### Rows ###
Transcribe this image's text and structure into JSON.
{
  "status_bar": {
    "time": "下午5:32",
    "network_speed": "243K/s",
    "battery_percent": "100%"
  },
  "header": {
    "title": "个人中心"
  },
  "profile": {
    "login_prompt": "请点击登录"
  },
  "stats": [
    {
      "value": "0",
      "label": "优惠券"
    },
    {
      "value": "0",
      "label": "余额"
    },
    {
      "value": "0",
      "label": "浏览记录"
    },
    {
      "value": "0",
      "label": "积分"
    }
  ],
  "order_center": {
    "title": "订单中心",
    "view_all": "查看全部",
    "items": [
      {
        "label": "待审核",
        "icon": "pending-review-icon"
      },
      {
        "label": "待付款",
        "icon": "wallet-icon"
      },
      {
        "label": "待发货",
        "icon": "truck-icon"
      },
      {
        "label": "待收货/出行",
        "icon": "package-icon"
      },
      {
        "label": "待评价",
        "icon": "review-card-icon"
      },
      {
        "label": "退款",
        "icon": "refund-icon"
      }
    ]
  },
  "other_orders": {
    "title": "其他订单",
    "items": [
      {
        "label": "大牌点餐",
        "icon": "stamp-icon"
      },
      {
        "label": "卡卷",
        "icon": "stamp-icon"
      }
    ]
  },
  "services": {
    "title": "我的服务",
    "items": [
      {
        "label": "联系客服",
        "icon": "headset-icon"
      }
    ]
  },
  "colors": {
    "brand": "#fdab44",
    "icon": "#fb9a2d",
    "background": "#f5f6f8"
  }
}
###
→ The exercise:
Please quote the data above in full, with no line missing.

→ Answer for the task:
Transcribe this image's text and structure into JSON.
{
  "status_bar": {
    "time": "下午5:32",
    "network_speed": "243K/s",
    "battery_percent": "100%"
  },
  "header": {
    "title": "个人中心"
  },
  "profile": {
    "login_prompt": "请点击登录"
  },
  "stats": [
    {
      "value": "0",
      "label": "优惠券"
    },
    {
      "value": "0",
      "label": "余额"
    },
    {
      "value": "0",
      "label": "浏览记录"
    },
    {
      "value": "0",
      "label": "积分"
    }
  ],
  "order_center": {
    "title": "订单中心",
    "view_all": "查看全部",
    "items": [
      {
        "label": "待审核",
        "icon": "pending-review-icon"
      },
      {
        "label": "待付款",
        "icon": "wallet-icon"
      },
      {
        "label": "待发货",
        "icon": "truck-icon"
      },
      {
        "label": "待收货/出行",
        "icon": "package-icon"
      },
      {
        "label": "待评价",
        "icon": "review-card-icon"
      },
      {
        "label": "退款",
        "icon": "refund-icon"
      }
    ]
  },
  "other_orders": {
    "title": "其他订单",
    "items": [
      {
        "label": "大牌点餐",
        "icon": "stamp-icon"
      },
      {
        "label": "卡卷",
        "icon": "stamp-icon"
      }
    ]
  },
  "services": {
    "title": "我的服务",
    "items": [
      {
        "label": "联系客服",
        "icon": "headset-icon"
      }
    ]
  },
  "colors": {
    "brand": "#fdab44",
    "icon": "#fb9a2d",
    "background": "#f5f6f8"
  }
}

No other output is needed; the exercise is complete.